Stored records
•••
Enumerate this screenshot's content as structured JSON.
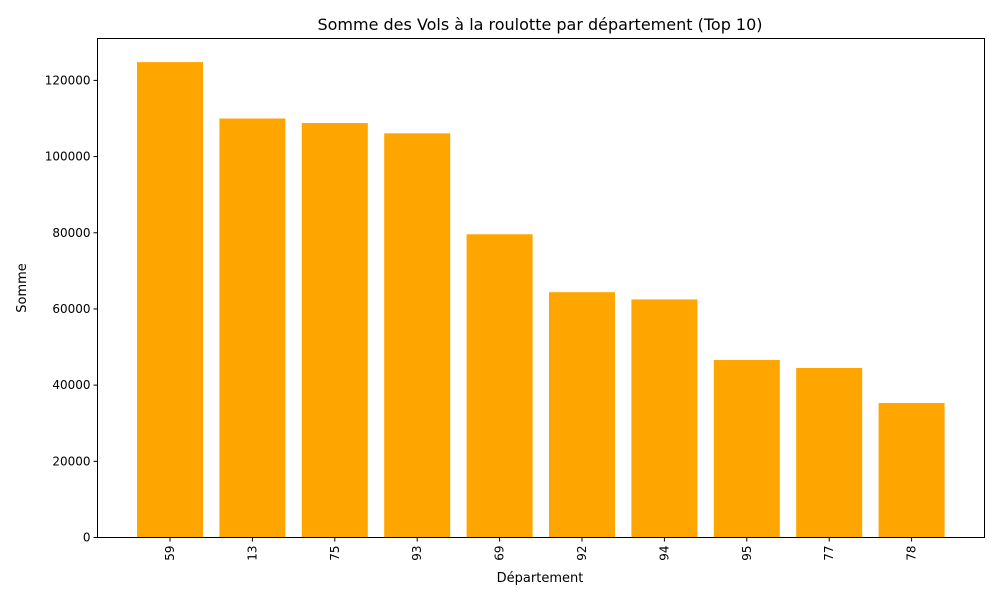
{
  "chart_data": {
    "type": "bar",
    "title": "Somme des Vols à la roulotte par département (Top 10)",
    "xlabel": "Département",
    "ylabel": "Somme",
    "categories": [
      "59",
      "13",
      "75",
      "93",
      "69",
      "92",
      "94",
      "95",
      "77",
      "78"
    ],
    "values": [
      124800,
      110000,
      108800,
      106100,
      79600,
      64400,
      62500,
      46600,
      44500,
      35300
    ],
    "ylim": [
      0,
      131000
    ],
    "yticks": [
      0,
      20000,
      40000,
      60000,
      80000,
      100000,
      120000
    ],
    "x_tick_rotation": "vertical",
    "grid": false,
    "legend": "none",
    "bar_color": "#FFA500"
  }
}
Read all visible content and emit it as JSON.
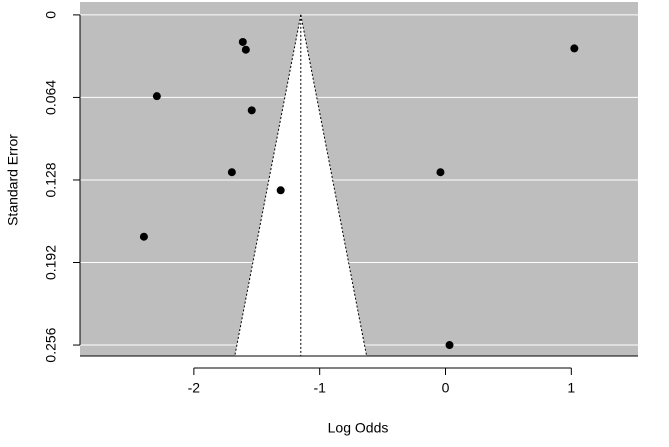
{
  "chart_data": {
    "type": "funnel",
    "x_label": "Log Odds",
    "y_label": "Standard Error",
    "x": [
      -1.611,
      -1.587,
      1.024,
      -2.294,
      -1.54,
      -1.698,
      -0.04,
      -1.31,
      -2.397,
      0.032
    ],
    "values": [
      0.021,
      0.027,
      0.026,
      0.063,
      0.074,
      0.122,
      0.122,
      0.136,
      0.172,
      0.256
    ],
    "funnel_center": -1.15,
    "funnel_base": [
      -1.675,
      -0.627
    ],
    "xlim": [
      -2.905,
      1.53
    ],
    "ylim": [
      -0.01,
      0.2645
    ],
    "xticks": [
      -2,
      -1,
      0,
      1
    ],
    "yticks": [
      0,
      0.064,
      0.128,
      0.192,
      0.256
    ],
    "y_reversed": true,
    "grid": true,
    "background_color": "#bebebe",
    "funnel_color": "#ffffff",
    "point_color": "#000000"
  }
}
•••
Transcribe all of the records above character for character. Exclude the pictures.

Enumerate this screenshot's content as structured JSON.
{
  "chart_data": {
    "type": "bar",
    "title": "Somme des Vols à la roulotte par département (Top 10)",
    "xlabel": "Département",
    "ylabel": "Somme",
    "categories": [
      "59",
      "13",
      "75",
      "93",
      "69",
      "92",
      "94",
      "95",
      "77",
      "78"
    ],
    "values": [
      124800,
      110000,
      108800,
      106100,
      79600,
      64400,
      62500,
      46600,
      44500,
      35300
    ],
    "ylim": [
      0,
      131000
    ],
    "yticks": [
      0,
      20000,
      40000,
      60000,
      80000,
      100000,
      120000
    ],
    "x_tick_rotation": "vertical",
    "grid": false,
    "legend": "none",
    "bar_color": "#FFA500"
  }
}
Read all visible content and emit it as JSON.
{
  "chart_data": {
    "type": "funnel",
    "x_label": "Log Odds",
    "y_label": "Standard Error",
    "x": [
      -1.611,
      -1.587,
      1.024,
      -2.294,
      -1.54,
      -1.698,
      -0.04,
      -1.31,
      -2.397,
      0.032
    ],
    "values": [
      0.021,
      0.027,
      0.026,
      0.063,
      0.074,
      0.122,
      0.122,
      0.136,
      0.172,
      0.256
    ],
    "funnel_center": -1.15,
    "funnel_base": [
      -1.675,
      -0.627
    ],
    "xlim": [
      -2.905,
      1.53
    ],
    "ylim": [
      -0.01,
      0.2645
    ],
    "xticks": [
      -2,
      -1,
      0,
      1
    ],
    "yticks": [
      0,
      0.064,
      0.128,
      0.192,
      0.256
    ],
    "y_reversed": true,
    "grid": true,
    "background_color": "#bebebe",
    "funnel_color": "#ffffff",
    "point_color": "#000000"
  }
}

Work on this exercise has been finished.